> **What to produce**
A single number is required: how many lines in the entries hold the word "Profil".

::: Records supplied :::

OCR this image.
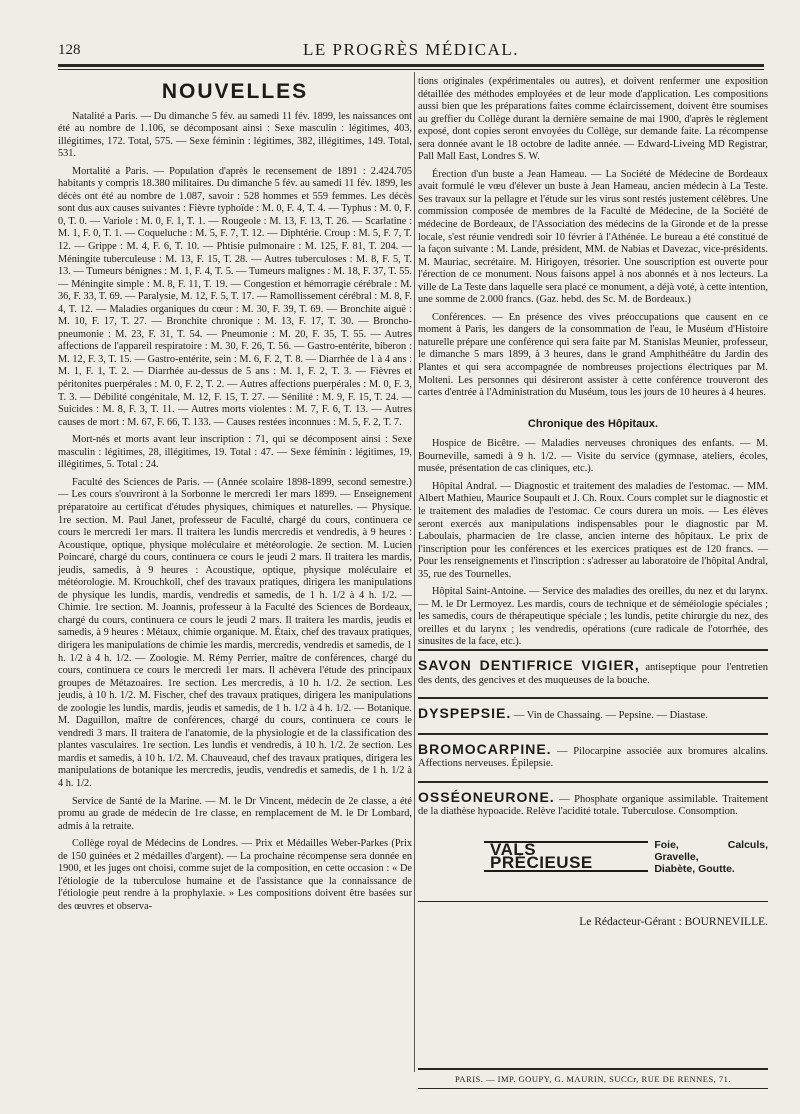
128	LE PROGRÈS MÉDICAL.
NOUVELLES

Natalité a Paris. — Du dimanche 5 fév. au samedi 11 fév. 1899, les naissances ont été au nombre de 1.106, se décomposant ainsi : Sexe masculin : légitimes, 403, illégitimes, 172. Total, 575. — Sexe féminin : légitimes, 382, illégitimes, 149. Total, 531.

Mortalité a Paris. — Population d'après le recensement de 1891 : 2.424.705 habitants y compris 18.380 militaires. Du dimanche 5 fév. au samedi 11 fév. 1899, les décès ont été au nombre de 1.087, savoir : 528 hommes et 559 femmes. Les décès sont dus aux causes suivantes : Fièvre typhoïde : M. 0, F. 4, T. 4. — Typhus : M. 0, F. 0, T. 0. — Variole : M. 0, F. 1, T. 1. — Rougeole : M. 13, F. 13, T. 26. — Scarlatine : M. 1, F. 0, T. 1. — Coqueluche : M. 5, F. 7, T. 12. — Diphtérie. Croup : M. 5, F. 7, T. 12. — Grippe : M. 4, F. 6, T. 10. — Phtisie pulmonaire : M. 125, F. 81, T. 204. — Méningite tuberculeuse : M. 13, F. 15, T. 28. — Autres tuberculoses : M. 8, F. 5, T. 13. — Tumeurs bénignes : M. 1, F. 4, T. 5. — Tumeurs malignes : M. 18, F. 37, T. 55. — Méningite simple : M. 8, F. 11, T. 19. — Congestion et hémorragie cérébrale : M. 36, F. 33, T. 69. — Paralysie, M. 12, F. 5, T. 17. — Ramollissement cérébral : M. 8, F. 4, T. 12. — Maladies organiques du cœur : M. 30, F. 39, T. 69. — Bronchite aiguë : M. 10, F. 17, T. 27. — Bronchite chronique : M. 13, F. 17, T. 30. — Broncho-pneumonie : M. 23, F. 31, T. 54. — Pneumonie : M. 20, F. 35, T. 55. — Autres affections de l'appareil respiratoire : M. 30, F. 26, T. 56. — Gastro-entérite, biberon : M. 12, F. 3, T. 15. — Gastro-entérite, sein : M. 6, F. 2, T. 8. — Diarrhée de 1 à 4 ans : M. 1, F. 1, T. 2. — Diarrhée au-dessus de 5 ans : M. 1, F. 2, T. 3. — Fièvres et péritonites puerpérales : M. 0, F. 2, T. 2. — Autres affections puerpérales : M. 0, F. 3, T. 3. — Débilité congénitale, M. 12, F. 15, T. 27. — Sénilité : M. 9, F. 15, T. 24. — Suicides : M. 8, F. 3, T. 11. — Autres morts violentes : M. 7, F. 6, T. 13. — Autres causes de mort : M. 67, F. 66, T. 133. — Causes restées inconnues : M. 5, F. 2, T. 7.

Mort-nés et morts avant leur inscription : 71, qui se décomposent ainsi : Sexe masculin : légitimes, 28, illégitimes, 19. Total : 47. — Sexe féminin : légitimes, 19, illégitimes, 5. Total : 24.

Faculté des Sciences de Paris. — (Année scolaire 1898-1899, second semestre.) — Les cours s'ouvriront à la Sorbonne le mercredi 1er mars 1899. — Enseignement préparatoire au certificat d'études physiques, chimiques et naturelles. — Physique. 1re section. M. Paul Janet, professeur de Faculté, chargé du cours, continuera ce cours le mercredi 1er mars. Il traitera les lundis mercredis et vendredis, à 9 heures : Acoustique, optique, physique moléculaire et météorologie. 2e section. M. Lucien Poincaré, chargé du cours, continuera ce cours le jeudi 2 mars. Il traitera les mardis, jeudis, samedis, à 9 heures : Acoustique, optique, physique moléculaire et météorologie. M. Krouchkoll, chef des travaux pratiques, dirigera les manipulations de physique les lundis, mardis, vendredis et samedis, de 1 h. 1/2 à 4 h. 1/2. — Chimie. 1re section. M. Joannis, professeur à la Faculté des Sciences de Bordeaux, chargé du cours, continuera ce cours le jeudi 2 mars. Il traitera les mardis, jeudis et samedis, à 9 heures : Métaux, chimie organique. M. Étaix, chef des travaux pratiques, dirigera les manipulations de chimie les mardis, mercredis, vendredis et samedis, de 1 h. 1/2 à 4 h. 1/2. — Zoologie. M. Rémy Perrier, maître de conférences, chargé du cours, continuera ce cours le mercredi 1er mars. Il achèvera l'étude des principaux groupes de Métazoaires. 1re section. Les mercredis, à 10 h. 1/2. 2e section. Les jeudis, à 10 h. 1/2. M. Fischer, chef des travaux pratiques, dirigera les manipulations de zoologie les lundis, mardis, jeudis et samedis, de 1 h. 1/2 à 4 h. 1/2. — Botanique. M. Daguillon, maître de conférences, chargé du cours, continuera ce cours le vendredi 3 mars. Il traitera de l'anatomie, de la physiologie et de la classification des plantes vasculaires. 1re section. Les lundis et vendredis, à 10 h. 1/2. 2e section. Les mardis et samedis, à 10 h. 1/2. M. Chauveaud, chef des travaux pratiques, dirigera les manipulations de botanique les mercredis, jeudis, vendredis et samedis, de 1 h. 1/2 à 4 h. 1/2.

Service de Santé de la Marine. — M. le Dr Vincent, médecin de 2e classe, a été promu au grade de médecin de 1re classe, en remplacement de M. le Dr Lombard, admis à la retraite.

Collège royal de Médecins de Londres. — Prix et Médailles Weber-Parkes (Prix de 150 guinées et 2 médailles d'argent). — La prochaine récompense sera donnée en 1900, et les juges ont choisi, comme sujet de la composition, en cette occasion : « De l'étiologie de la tuberculose humaine et de l'assistance que la connaissance de l'étiologie peut rendre à la prophylaxie. » Les compositions doivent être basées sur des œuvres et observa-

tions originales (expérimentales ou autres), et doivent renfermer une exposition détaillée des méthodes employées et de leur mode d'application. Les compositions aussi bien que les préparations faites comme éclaircissement, doivent être soumises au greffier du Collège durant la dernière semaine de mai 1900, d'après le règlement exposé, dont copies seront envoyées du Collège, sur demande faite. La récompense sera donnée avant le 18 octobre de ladite année. — Edward-Liveing MD Registrar, Pall Mall East, Londres S. W.

Érection d'un buste a Jean Hameau. — La Société de Médecine de Bordeaux avait formulé le vœu d'élever un buste à Jean Hameau, ancien médecin à La Teste. Ses travaux sur la pellagre et l'étude sur les virus sont restés justement célèbres. Une commission composée de membres de la Faculté de Médecine, de la Société de médecine de Bordeaux, de l'Association des médecins de la Gironde et de la presse locale, s'est réunie vendredi soir 10 février à l'Athénée. Le bureau a été constitué de la façon suivante : M. Lande, président, MM. de Nabias et Davezac, vice-présidents. M. Mauriac, secrétaire. M. Hirigoyen, trésorier. Une souscription est ouverte pour l'érection de ce monument. Nous faisons appel à nos abonnés et à nos lecteurs. La ville de La Teste dans laquelle sera placé ce monument, a déjà voté, à cette intention, une somme de 2.000 francs. (Gaz. hebd. des Sc. M. de Bordeaux.)

Conférences. — En présence des vives préoccupations que causent en ce moment à Paris, les dangers de la consommation de l'eau, le Muséum d'Histoire naturelle prépare une conférence qui sera faite par M. Stanislas Meunier, professeur, le dimanche 5 mars 1899, à 3 heures, dans le grand Amphithéâtre du Jardin des Plantes et qui sera accompagnée de nombreuses projections électriques par M. Molteni. Les personnes qui désireront assister à cette conférence trouveront des cartes d'entrée à l'Administration du Muséum, tous les jours de 10 heures à 4 heures.

Chronique des Hôpitaux.

Hospice de Bicêtre. — Maladies nerveuses chroniques des enfants. — M. Bourneville, samedi à 9 h. 1/2. — Visite du service (gymnase, ateliers, écoles, musée, présentation de cas cliniques, etc.).

Hôpital Andral. — Diagnostic et traitement des maladies de l'estomac. — MM. Albert Mathieu, Maurice Soupault et J. Ch. Roux. Cours complet sur le diagnostic et le traitement des maladies de l'estomac. Ce cours durera un mois. — Les élèves seront exercés aux manipulations indispensables pour le diagnostic par M. Laboulais, pharmacien de 1re classe, ancien interne des hôpitaux. Le prix de l'inscription pour les conférences et les exercices pratiques est de 120 francs. — Pour les renseignements et l'inscription : s'adresser au laboratoire de l'hôpital Andral, 35, rue des Tournelles.

Hôpital Saint-Antoine. — Service des maladies des oreilles, du nez et du larynx. — M. le Dr Lermoyez. Les mardis, cours de technique et de séméiologie spéciales ; les samedis, cours de thérapeutique spéciale ; les lundis, petite chirurgie du nez, des oreilles et du larynx ; les vendredis, opérations (cure radicale de l'otorrhée, des sinusites de la face, etc.).

SAVON DENTIFRICE VIGIER, antiseptique pour l'entretien des dents, des gencives et des muqueuses de la bouche.
DYSPEPSIE. — Vin de Chassaing. — Pepsine. — Diastase.
BROMOCARPINE. — Pilocarpine associée aux bromures alcalins. Affections nerveuses. Épilepsie.
OSSÉONEURONE. — Phosphate organique assimilable. Traitement de la diathèse hypoacide. Relève l'acidité totale. Tuberculose. Consomption.
VALS PRÉCIEUSE
Foie, Calculs, Gravelle,
Diabète, Goutte.
Le Rédacteur-Gérant : BOURNEVILLE.
PARIS. — IMP. GOUPY, G. MAURIN, SUCCr, RUE DE RENNES, 71.
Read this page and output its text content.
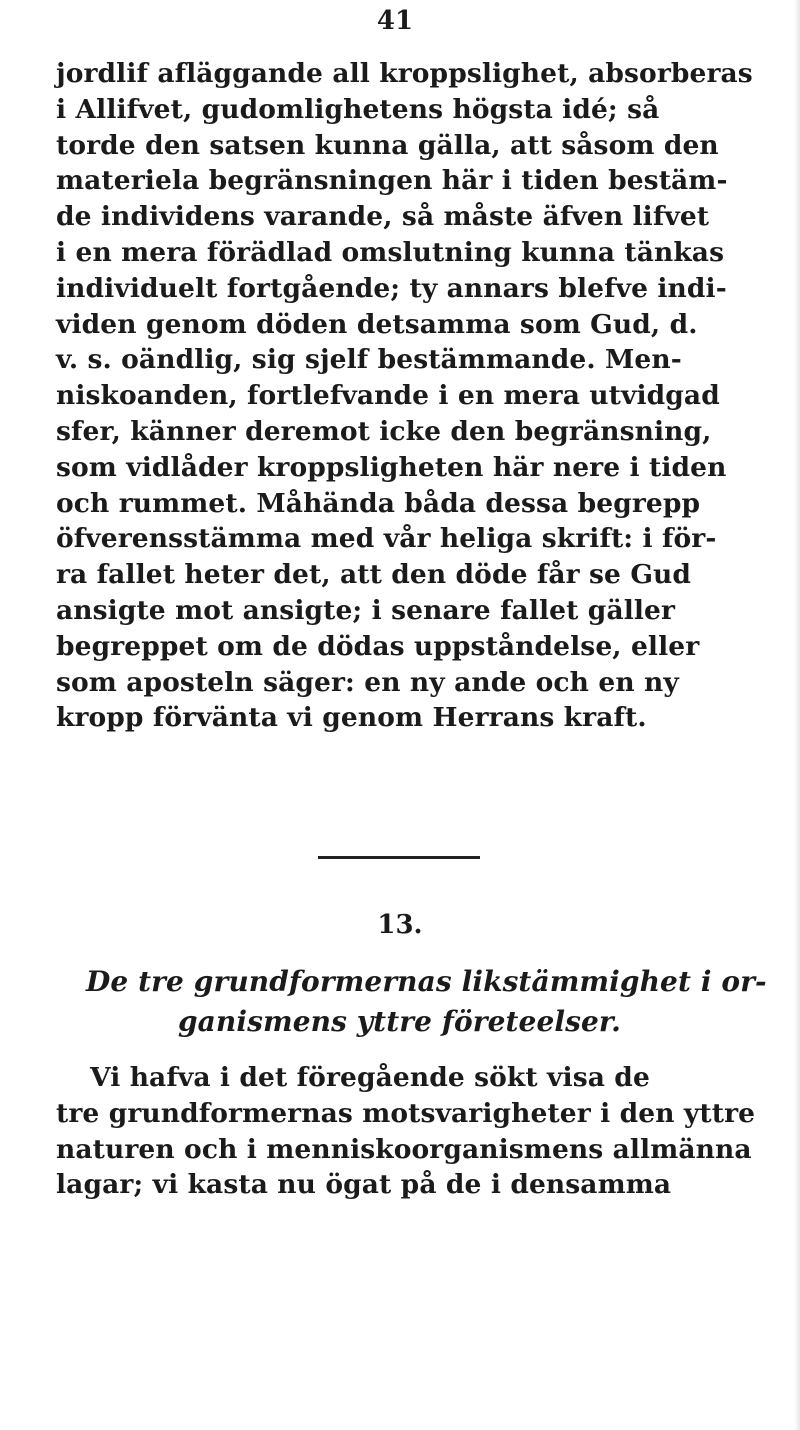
41

jordlif afläggande all kroppslighet, absorberas
i Allifvet, gudomlighetens högsta idé; så
torde den satsen kunna gälla, att såsom den
materiela begränsningen här i tiden bestäm-
de individens varande, så måste äfven lifvet
i en mera förädlad omslutning kunna tänkas
individuelt fortgående; ty annars blefve indi-
viden genom döden detsamma som Gud, d.
v. s. oändlig, sig sjelf bestämmande. Men-
niskoanden, fortlefvande i en mera utvidgad
sfer, känner deremot icke den begränsning,
som vidlåder kroppsligheten här nere i tiden
och rummet. Måhända båda dessa begrepp
öfverensstämma med vår heliga skrift: i för-
ra fallet heter det, att den döde får se Gud
ansigte mot ansigte; i senare fallet gäller
begreppet om de dödas uppståndelse, eller
som aposteln säger: en ny ande och en ny
kropp förvänta vi genom Herrans kraft.

13.
De tre grundformernas likstämmighet i or-
ganismens yttre företeelser.

Vi hafva i det föregående sökt visa de
tre grundformernas motsvarigheter i den yttre
naturen och i menniskoorganismens allmänna
lagar; vi kasta nu ögat på de i densamma
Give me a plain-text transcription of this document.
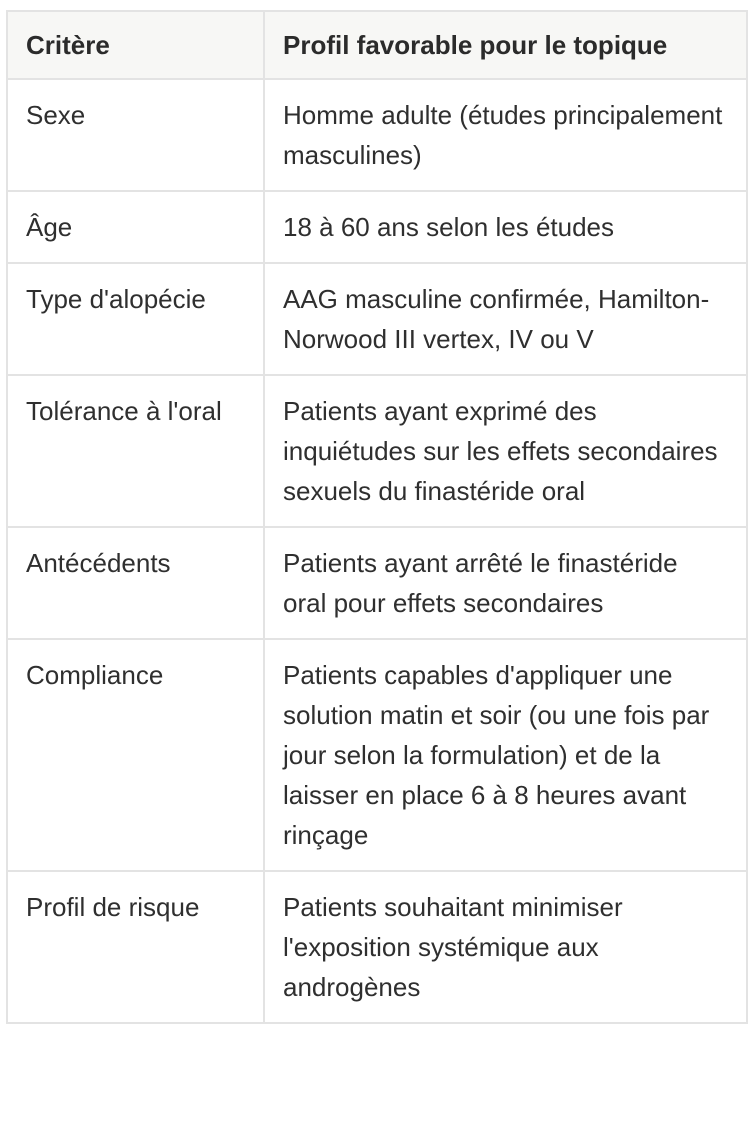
Critère	Profil favorable pour le topique
Sexe	Homme adulte (études principalement masculines)
Âge	18 à 60 ans selon les études
Type d'alopécie	AAG masculine confirmée, Hamilton-Norwood III vertex, IV ou V
Tolérance à l'oral	Patients ayant exprimé des inquiétudes sur les effets secondaires sexuels du finastéride oral
Antécédents	Patients ayant arrêté le finastéride oral pour effets secondaires
Compliance	Patients capables d'appliquer une solution matin et soir (ou une fois par jour selon la formulation) et de la laisser en place 6 à 8 heures avant rinçage
Profil de risque	Patients souhaitant minimiser l'exposition systémique aux androgènes
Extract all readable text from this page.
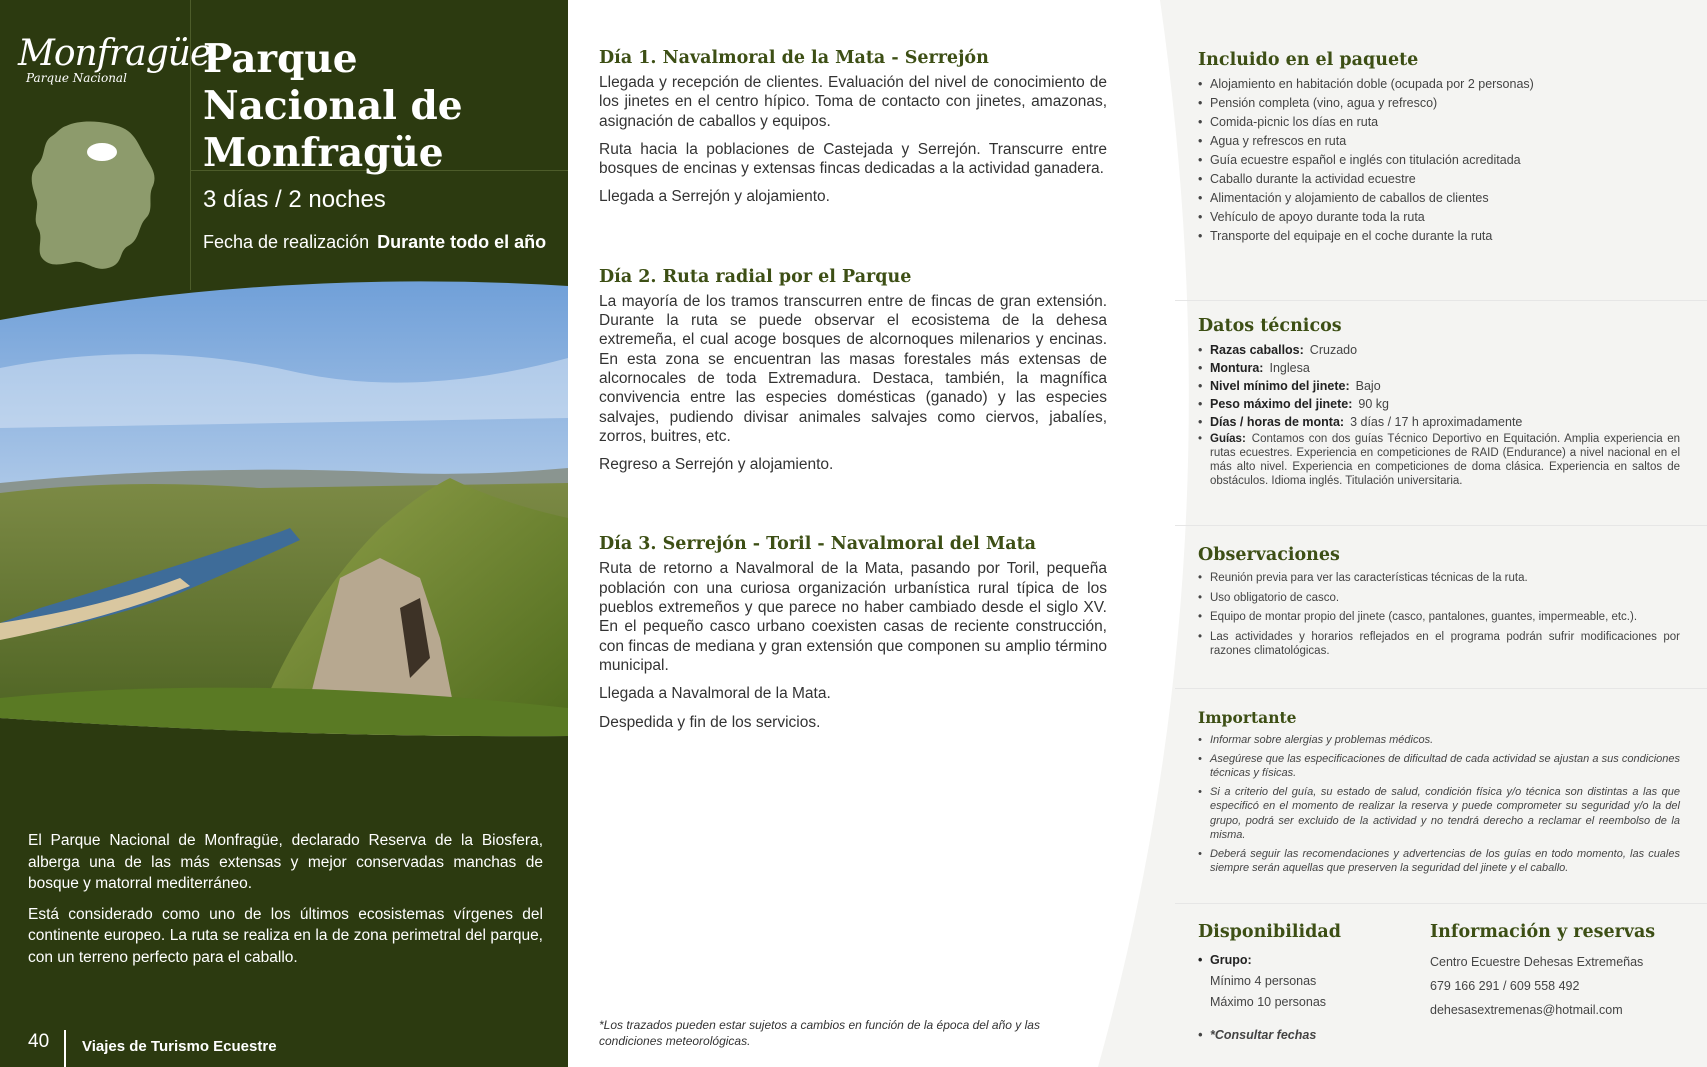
Monfragüe
Parque Nacional	Parque Nacional de Monfragüe
3 días / 2 noches
Fecha de realización Durante todo el año

El Parque Nacional de Monfragüe, declarado Reserva de la Biosfera, alberga una de las más extensas y mejor conservadas manchas de bosque y matorral mediterráneo.

Está considerado como uno de los últimos ecosistemas vírgenes del continente europeo. La ruta se realiza en la de zona perimetral del parque, con un terreno perfecto para el caballo.

40 Viajes de Turismo Ecuestre
Día 1. Navalmoral de la Mata - Serrejón

Llegada y recepción de clientes. Evaluación del nivel de conocimiento de los jinetes en el centro hípico. Toma de contacto con jinetes, amazonas, asignación de caballos y equipos.

Ruta hacia la poblaciones de Castejada y Serrejón. Transcurre entre bosques de encinas y extensas fincas dedicadas a la actividad ganadera.

Llegada a Serrejón y alojamiento.

Día 2. Ruta radial por el Parque

La mayoría de los tramos transcurren entre de fincas de gran extensión. Durante la ruta se puede observar el ecosistema de la dehesa extremeña, el cual acoge bosques de alcornoques milenarios y encinas. En esta zona se encuentran las masas forestales más extensas de alcornocales de toda Extremadura. Destaca, también, la magnífica convivencia entre las especies domésticas (ganado) y las especies salvajes, pudiendo divisar animales salvajes como ciervos, jabalíes, zorros, buitres, etc.

Regreso a Serrejón y alojamiento.

Día 3. Serrejón - Toril - Navalmoral del Mata

Ruta de retorno a Navalmoral de la Mata, pasando por Toril, pequeña población con una curiosa organización urbanística rural típica de los pueblos extremeños y que parece no haber cambiado desde el siglo XV. En el pequeño casco urbano coexisten casas de reciente construcción, con fincas de mediana y gran extensión que componen su amplio término municipal.

Llegada a Navalmoral de la Mata.

Despedida y fin de los servicios.

*Los trazados pueden estar sujetos a cambios en función de la época del año y las condiciones meteorológicas.
Incluido en el paquete
• Alojamiento en habitación doble (ocupada por 2 personas)
• Pensión completa (vino, agua y refresco)
• Comida-picnic los días en ruta
• Agua y refrescos en ruta
• Guía ecuestre español e inglés con titulación acreditada
• Caballo durante la actividad ecuestre
• Alimentación y alojamiento de caballos de clientes
• Vehículo de apoyo durante toda la ruta
• Transporte del equipaje en el coche durante la ruta
Datos técnicos
• Razas caballos: Cruzado
• Montura: Inglesa
• Nivel mínimo del jinete: Bajo
• Peso máximo del jinete: 90 kg
• Días / horas de monta: 3 días / 17 h aproximadamente
• Guías: Contamos con dos guías Técnico Deportivo en Equitación. Amplia experiencia en rutas ecuestres. Experiencia en competiciones de RAID (Endurance) a nivel nacional en el más alto nivel. Experiencia en competiciones de doma clásica. Experiencia en saltos de obstáculos. Idioma inglés. Titulación universitaria.
Observaciones
• Reunión previa para ver las características técnicas de la ruta.
• Uso obligatorio de casco.
• Equipo de montar propio del jinete (casco, pantalones, guantes, impermeable, etc.).
• Las actividades y horarios reflejados en el programa podrán sufrir modificaciones por razones climatológicas.
Importante
• Informar sobre alergias y problemas médicos.
• Asegúrese que las especificaciones de dificultad de cada actividad se ajustan a sus condiciones técnicas y físicas.
• Si a criterio del guía, su estado de salud, condición física y/o técnica son distintas a las que especificó en el momento de realizar la reserva y puede comprometer su seguridad y/o la del grupo, podrá ser excluido de la actividad y no tendrá derecho a reclamar el reembolso de la misma.
• Deberá seguir las recomendaciones y advertencias de los guías en todo momento, las cuales siempre serán aquellas que preserven la seguridad del jinete y el caballo.
Disponibilidad
• Grupo:
Mínimo 4 personas
Máximo 10 personas
• *Consultar fechas
Información y reservas
Centro Ecuestre Dehesas Extremeñas
679 166 291 / 609 558 492
dehesasextremenas@hotmail.com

:::

> **Exercise solution**
2